▼▼▼

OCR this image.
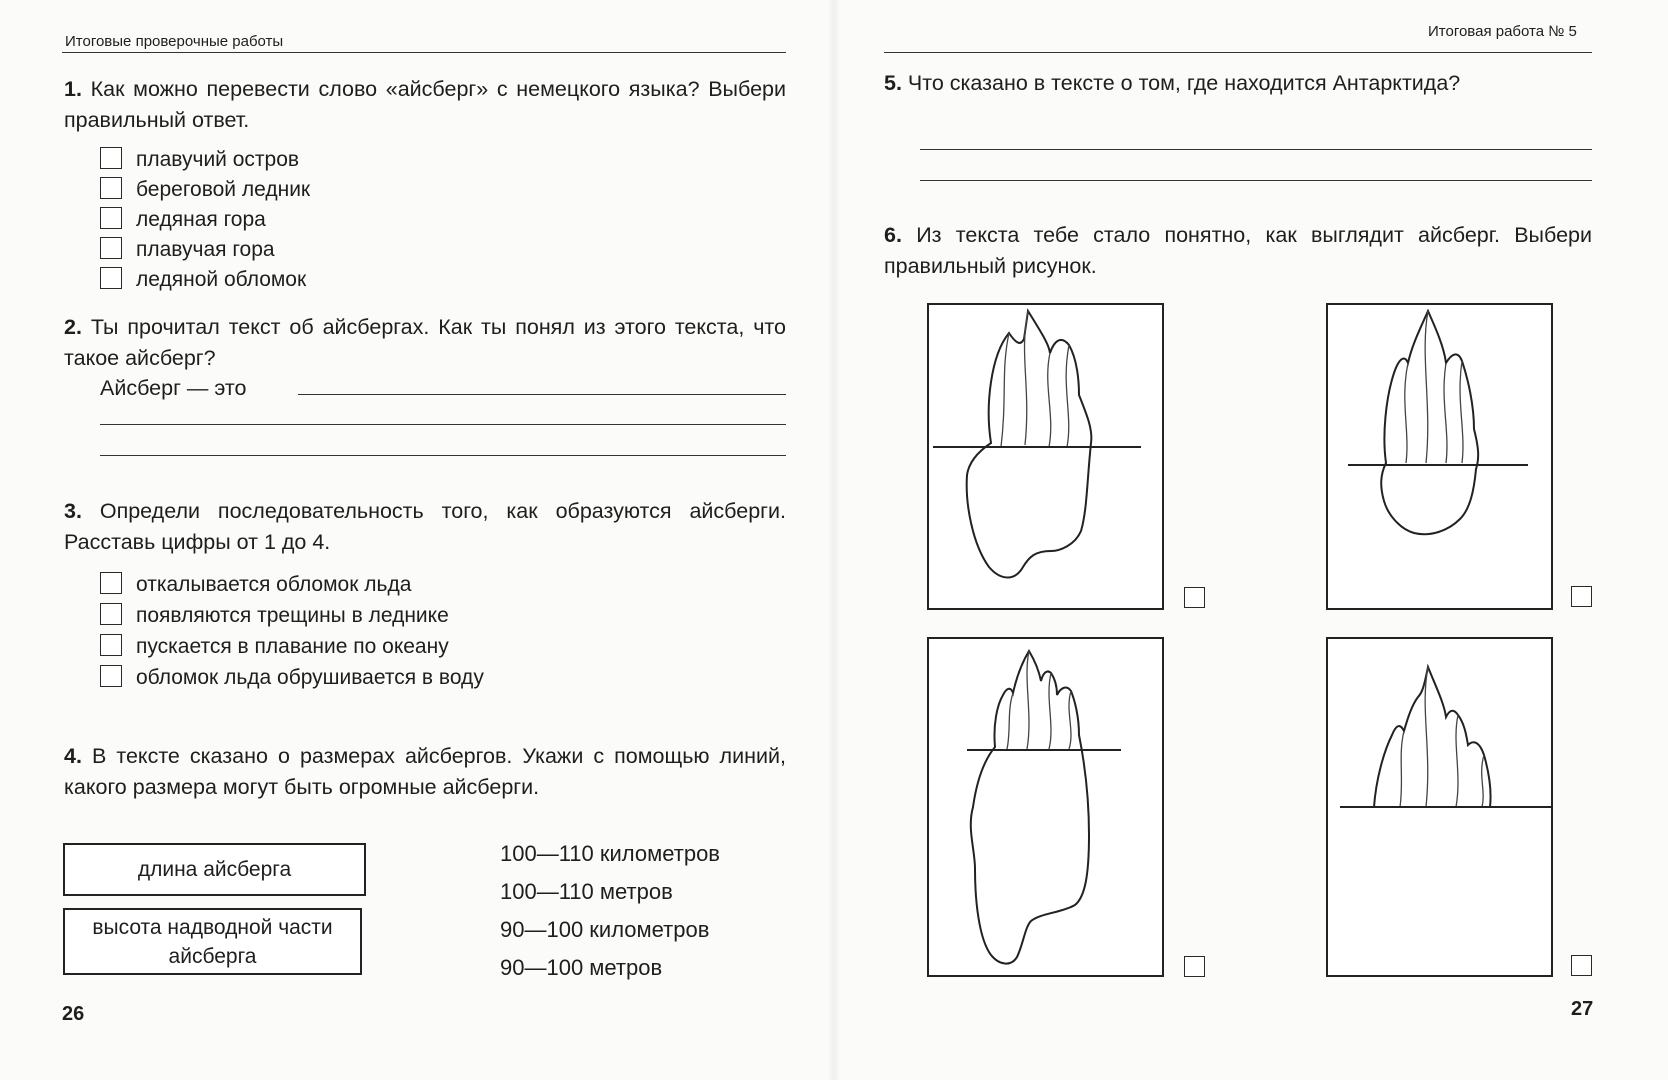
Итоговые проверочные работы
1. Как можно перевести слово «айсберг» с немецкого языка? Выбери правильный ответ.
плавучий остров
береговой ледник
ледяная гора
плавучая гора
ледяной обломок
2. Ты прочитал текст об айсбергах. Как ты понял из этого текста, что такое айсберг?
Айсберг — это
3. Определи последовательность того, как образуются айсберги. Расставь цифры от 1 до 4.
откалывается обломок льда
появляются трещины в леднике
пускается в плавание по океану
обломок льда обрушивается в воду
4. В тексте сказано о размерах айсбергов. Укажи с помощью линий, какого размера могут быть огромные айсберги.
длина айсберга
высота надводной части айсберга
100—110 километров
100—110 метров
90—100 километров
90—100 метров
26
Итоговая работа № 5
5. Что сказано в тексте о том, где находится Антарктида?
6. Из текста тебе стало понятно, как выглядит айсберг. Выбери правильный рисунок.
27
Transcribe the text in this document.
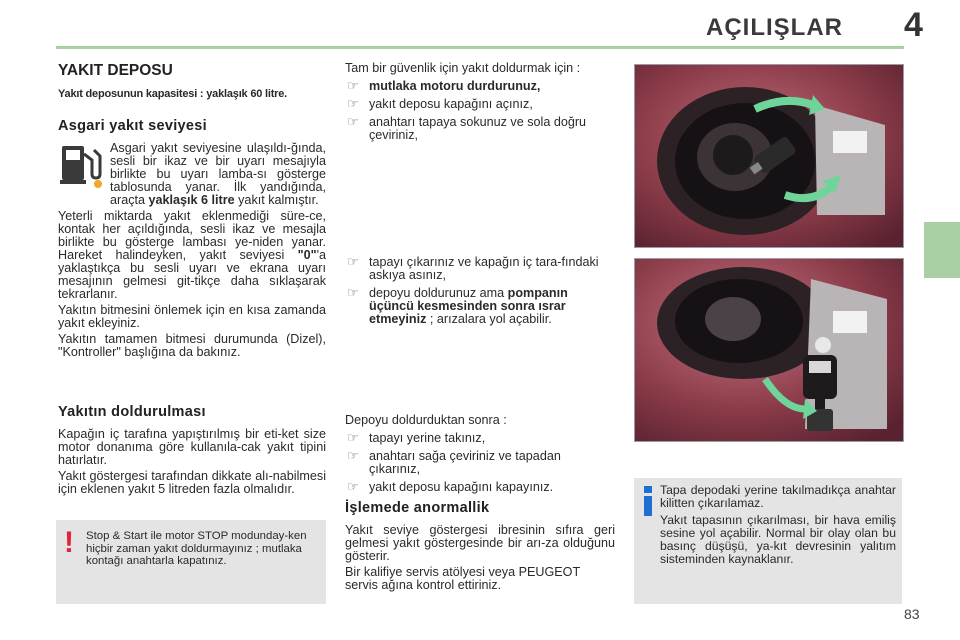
AÇILIŞLAR	4
YAKIT DEPOSU
Yakıt deposunun kapasitesi : yaklaşık 60 litre.
Asgari yakıt seviyesi

Asgari yakıt seviyesine ulaşıldı-ğında, sesli bir ikaz ve bir uyarı mesajıyla birlikte bu uyarı lamba-sı gösterge tablosunda yanar. İlk yandığında, araçta yaklaşık 6 litre yakıt kalmıştır.

Yeterli miktarda yakıt eklenmediği süre-ce, kontak her açıldığında, sesli ikaz ve mesajla birlikte bu gösterge lambası ye-niden yanar. Hareket halindeyken, yakıt seviyesi "0"'a yaklaştıkça bu sesli uyarı ve ekrana uyarı mesajının gelmesi git-tikçe daha sıklaşarak tekrarlanır.

Yakıtın bitmesini önlemek için en kısa zamanda yakıt ekleyiniz.

Yakıtın tamamen bitmesi durumunda (Dizel), "Kontroller" başlığına da bakınız.

Yakıtın doldurulması

Kapağın iç tarafına yapıştırılmış bir eti-ket size motor donanıma göre kullanıla-cak yakıt tipini hatırlatır.

Yakıt göstergesi tarafından dikkate alı-nabilmesi için eklenen yakıt 5 litreden fazla olmalıdır.

! Stop & Start ile motor STOP modunday-ken hiçbir zaman yakıt doldurmayınız ; mutlaka kontağı anahtarla kapatınız.

Tam bir güvenlik için yakıt doldurmak için :

☞ mutlaka motoru durdurunuz,
☞ yakıt deposu kapağını açınız,
☞ anahtarı tapaya sokunuz ve sola doğru çeviriniz,
☞ tapayı çıkarınız ve kapağın iç tara-fındaki askıya asınız,
☞ depoyu doldurunuz ama pompanın üçüncü kesmesinden sonra ısrar etmeyiniz ; arızalara yol açabilir.

Depoyu doldurduktan sonra :

☞ tapayı yerine takınız,
☞ anahtarı sağa çeviriniz ve tapadan çıkarınız,
☞ yakıt deposu kapağını kapayınız.
İşlemede anormallik

Yakıt seviye göstergesi ibresinin sıfıra geri gelmesi yakıt göstergesinde bir arı-za olduğunu gösterir.

Bir kalifiye servis atölyesi veya PEUGEOT servis ağına kontrol ettiriniz.

Tapa depodaki yerine takılmadıkça anahtar kilitten çıkarılamaz.

Yakıt tapasının çıkarılması, bir hava emiliş sesine yol açabilir. Normal bir olay olan bu basınç düşüşü, ya-kıt devresinin yalıtım sisteminden kaynaklanır.

83
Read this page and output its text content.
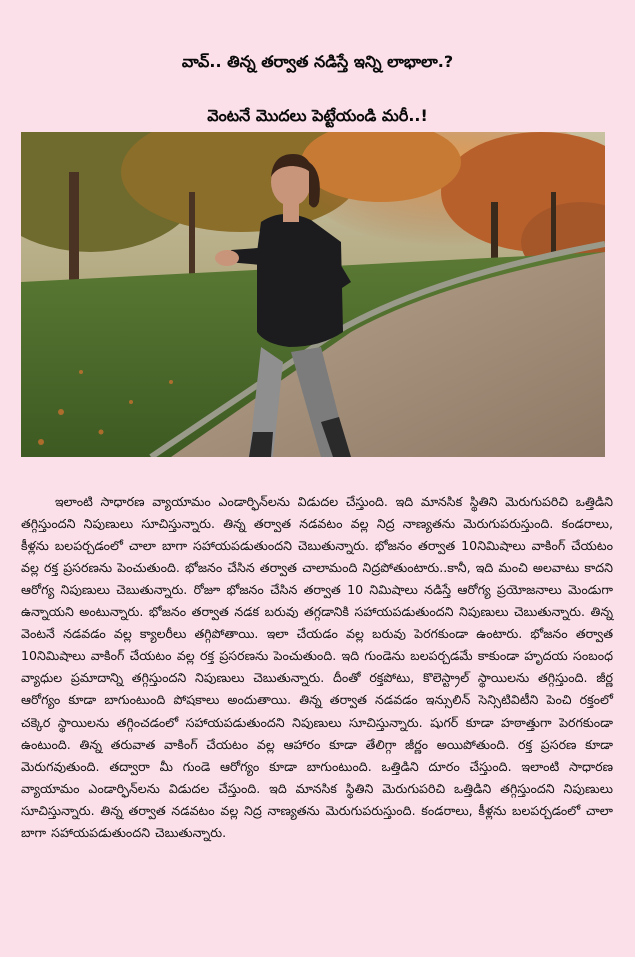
వావ్.. తిన్న తర్వాత నడిస్తే ఇన్ని లాభాలా.?
వెంటనే మొదలు పెట్టేయండి మరీ..!

ఇలాంటి సాధారణ వ్యాయామం ఎండార్ఫిన్‌లను విడుదల చేస్తుంది. ఇది మానసిక స్థితిని మెరుగుపరిచి ఒత్తిడిని తగ్గిస్తుందని నిపుణులు సూచిస్తున్నారు. తిన్న తర్వాత నడవటం వల్ల నిద్ర నాణ్యతను మెరుగుపరుస్తుంది. కండరాలు, కీళ్లను బలపర్చడంలో చాలా బాగా సహాయపడుతుందని చెబుతున్నారు. భోజనం తర్వాత 10నిమిషాలు వాకింగ్ చేయటం వల్ల రక్త ప్రసరణను పెంచుతుంది. భోజనం చేసిన తర్వాత చాలామంది నిద్రపోతుంటారు..కానీ, ఇది మంచి అలవాటు కాదని ఆరోగ్య నిపుణులు చెబుతున్నారు. రోజూ భోజనం చేసిన తర్వాత 10 నిమిషాలు నడిస్తే ఆరోగ్య ప్రయోజనాలు మెండుగా ఉన్నాయని అంటున్నారు. భోజనం తర్వాత నడక బరువు తగ్గడానికి సహాయపడుతుందని నిపుణులు చెబుతున్నారు. తిన్న వెంటనే నడవడం వల్ల క్యాలరీలు తగ్గిపోతాయి. ఇలా చేయడం వల్ల బరువు పెరగకుండా ఉంటారు. భోజనం తర్వాత 10నిమిషాలు వాకింగ్ చేయటం వల్ల రక్త ప్రసరణను పెంచుతుంది. ఇది గుండెను బలపర్చడమే కాకుండా హృదయ సంబంధ వ్యాధుల ప్రమాదాన్ని తగ్గిస్తుందని నిపుణులు చెబుతున్నారు. దీంతో రక్తపోటు, కొలెస్ట్రాల్ స్థాయిలను తగ్గిస్తుంది. జీర్ణ ఆరోగ్యం కూడా బాగుంటుంది పోషకాలు అందుతాయి. తిన్న తర్వాత నడవడం ఇన్సులిన్ సెన్సిటివిటీని పెంచి రక్తంలో చక్కెర స్థాయిలను తగ్గించడంలో సహాయపడుతుందని నిపుణులు సూచిస్తున్నారు. షుగర్ కూడా హఠాత్తుగా పెరగకుండా ఉంటుంది. తిన్న తరువాత వాకింగ్ చేయటం వల్ల ఆహారం కూడా తేలిగ్గా జీర్ణం అయిపోతుంది. రక్త ప్రసరణ కూడా మెరుగవుతుంది. తద్వారా మీ గుండె ఆరోగ్యం కూడా బాగుంటుంది. ఒత్తిడిని దూరం చేస్తుంది. ఇలాంటి సాధారణ వ్యాయామం ఎండార్ఫిన్‌లను విడుదల చేస్తుంది. ఇది మానసిక స్థితిని మెరుగుపరిచి ఒత్తిడిని తగ్గిస్తుందని నిపుణులు సూచిస్తున్నారు. తిన్న తర్వాత నడవటం వల్ల నిద్ర నాణ్యతను మెరుగుపరుస్తుంది. కండరాలు, కీళ్లను బలపర్చడంలో చాలా బాగా సహాయపడుతుందని చెబుతున్నారు.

▲▲▲

#### [Required work]
Your task is to repeat the material above exactly, without its pictures.

#### [Written reply]
OCR this image.
Итоговые проверочные работы
1. Как можно перевести слово «айсберг» с немецкого языка? Выбери правильный ответ.
плавучий остров
береговой ледник
ледяная гора
плавучая гора
ледяной обломок
2. Ты прочитал текст об айсбергах. Как ты понял из этого текста, что такое айсберг?
Айсберг — это
3. Определи последовательность того, как образуются айсберги. Расставь цифры от 1 до 4.
откалывается обломок льда
появляются трещины в леднике
пускается в плавание по океану
обломок льда обрушивается в воду
4. В тексте сказано о размерах айсбергов. Укажи с помощью линий, какого размера могут быть огромные айсберги.
длина айсберга
высота надводной части айсберга
100—110 километров
100—110 метров
90—100 километров
90—100 метров
26
Итоговая работа № 5
5. Что сказано в тексте о том, где находится Антарктида?
6. Из текста тебе стало понятно, как выглядит айсберг. Выбери правильный рисунок.
27
Transcribe the text in this document.
AÇILIŞLAR	4
YAKIT DEPOSU
Yakıt deposunun kapasitesi : yaklaşık 60 litre.
Asgari yakıt seviyesi

Asgari yakıt seviyesine ulaşıldı-ğında, sesli bir ikaz ve bir uyarı mesajıyla birlikte bu uyarı lamba-sı gösterge tablosunda yanar. İlk yandığında, araçta yaklaşık 6 litre yakıt kalmıştır.

Yeterli miktarda yakıt eklenmediği süre-ce, kontak her açıldığında, sesli ikaz ve mesajla birlikte bu gösterge lambası ye-niden yanar. Hareket halindeyken, yakıt seviyesi "0"'a yaklaştıkça bu sesli uyarı ve ekrana uyarı mesajının gelmesi git-tikçe daha sıklaşarak tekrarlanır.

Yakıtın bitmesini önlemek için en kısa zamanda yakıt ekleyiniz.

Yakıtın tamamen bitmesi durumunda (Dizel), "Kontroller" başlığına da bakınız.

Yakıtın doldurulması

Kapağın iç tarafına yapıştırılmış bir eti-ket size motor donanıma göre kullanıla-cak yakıt tipini hatırlatır.

Yakıt göstergesi tarafından dikkate alı-nabilmesi için eklenen yakıt 5 litreden fazla olmalıdır.

! Stop & Start ile motor STOP modunday-ken hiçbir zaman yakıt doldurmayınız ; mutlaka kontağı anahtarla kapatınız.

Tam bir güvenlik için yakıt doldurmak için :

☞ mutlaka motoru durdurunuz,
☞ yakıt deposu kapağını açınız,
☞ anahtarı tapaya sokunuz ve sola doğru çeviriniz,
☞ tapayı çıkarınız ve kapağın iç tara-fındaki askıya asınız,
☞ depoyu doldurunuz ama pompanın üçüncü kesmesinden sonra ısrar etmeyiniz ; arızalara yol açabilir.

Depoyu doldurduktan sonra :

☞ tapayı yerine takınız,
☞ anahtarı sağa çeviriniz ve tapadan çıkarınız,
☞ yakıt deposu kapağını kapayınız.
İşlemede anormallik

Yakıt seviye göstergesi ibresinin sıfıra geri gelmesi yakıt göstergesinde bir arı-za olduğunu gösterir.

Bir kalifiye servis atölyesi veya PEUGEOT servis ağına kontrol ettiriniz.

Tapa depodaki yerine takılmadıkça anahtar kilitten çıkarılamaz.

Yakıt tapasının çıkarılması, bir hava emiliş sesine yol açabilir. Normal bir olay olan bu basınç düşüşü, ya-kıt devresinin yalıtım sisteminden kaynaklanır.

83
Read this page and output its text content.
వావ్.. తిన్న తర్వాత నడిస్తే ఇన్ని లాభాలా.?
వెంటనే మొదలు పెట్టేయండి మరీ..!

ఇలాంటి సాధారణ వ్యాయామం ఎండార్ఫిన్‌లను విడుదల చేస్తుంది. ఇది మానసిక స్థితిని మెరుగుపరిచి ఒత్తిడిని తగ్గిస్తుందని నిపుణులు సూచిస్తున్నారు. తిన్న తర్వాత నడవటం వల్ల నిద్ర నాణ్యతను మెరుగుపరుస్తుంది. కండరాలు, కీళ్లను బలపర్చడంలో చాలా బాగా సహాయపడుతుందని చెబుతున్నారు. భోజనం తర్వాత 10నిమిషాలు వాకింగ్ చేయటం వల్ల రక్త ప్రసరణను పెంచుతుంది. భోజనం చేసిన తర్వాత చాలామంది నిద్రపోతుంటారు..కానీ, ఇది మంచి అలవాటు కాదని ఆరోగ్య నిపుణులు చెబుతున్నారు. రోజూ భోజనం చేసిన తర్వాత 10 నిమిషాలు నడిస్తే ఆరోగ్య ప్రయోజనాలు మెండుగా ఉన్నాయని అంటున్నారు. భోజనం తర్వాత నడక బరువు తగ్గడానికి సహాయపడుతుందని నిపుణులు చెబుతున్నారు. తిన్న వెంటనే నడవడం వల్ల క్యాలరీలు తగ్గిపోతాయి. ఇలా చేయడం వల్ల బరువు పెరగకుండా ఉంటారు. భోజనం తర్వాత 10నిమిషాలు వాకింగ్ చేయటం వల్ల రక్త ప్రసరణను పెంచుతుంది. ఇది గుండెను బలపర్చడమే కాకుండా హృదయ సంబంధ వ్యాధుల ప్రమాదాన్ని తగ్గిస్తుందని నిపుణులు చెబుతున్నారు. దీంతో రక్తపోటు, కొలెస్ట్రాల్ స్థాయిలను తగ్గిస్తుంది. జీర్ణ ఆరోగ్యం కూడా బాగుంటుంది పోషకాలు అందుతాయి. తిన్న తర్వాత నడవడం ఇన్సులిన్ సెన్సిటివిటీని పెంచి రక్తంలో చక్కెర స్థాయిలను తగ్గించడంలో సహాయపడుతుందని నిపుణులు సూచిస్తున్నారు. షుగర్ కూడా హఠాత్తుగా పెరగకుండా ఉంటుంది. తిన్న తరువాత వాకింగ్ చేయటం వల్ల ఆహారం కూడా తేలిగ్గా జీర్ణం అయిపోతుంది. రక్త ప్రసరణ కూడా మెరుగవుతుంది. తద్వారా మీ గుండె ఆరోగ్యం కూడా బాగుంటుంది. ఒత్తిడిని దూరం చేస్తుంది. ఇలాంటి సాధారణ వ్యాయామం ఎండార్ఫిన్‌లను విడుదల చేస్తుంది. ఇది మానసిక స్థితిని మెరుగుపరిచి ఒత్తిడిని తగ్గిస్తుందని నిపుణులు సూచిస్తున్నారు. తిన్న తర్వాత నడవటం వల్ల నిద్ర నాణ్యతను మెరుగుపరుస్తుంది. కండరాలు, కీళ్లను బలపర్చడంలో చాలా బాగా సహాయపడుతుందని చెబుతున్నారు.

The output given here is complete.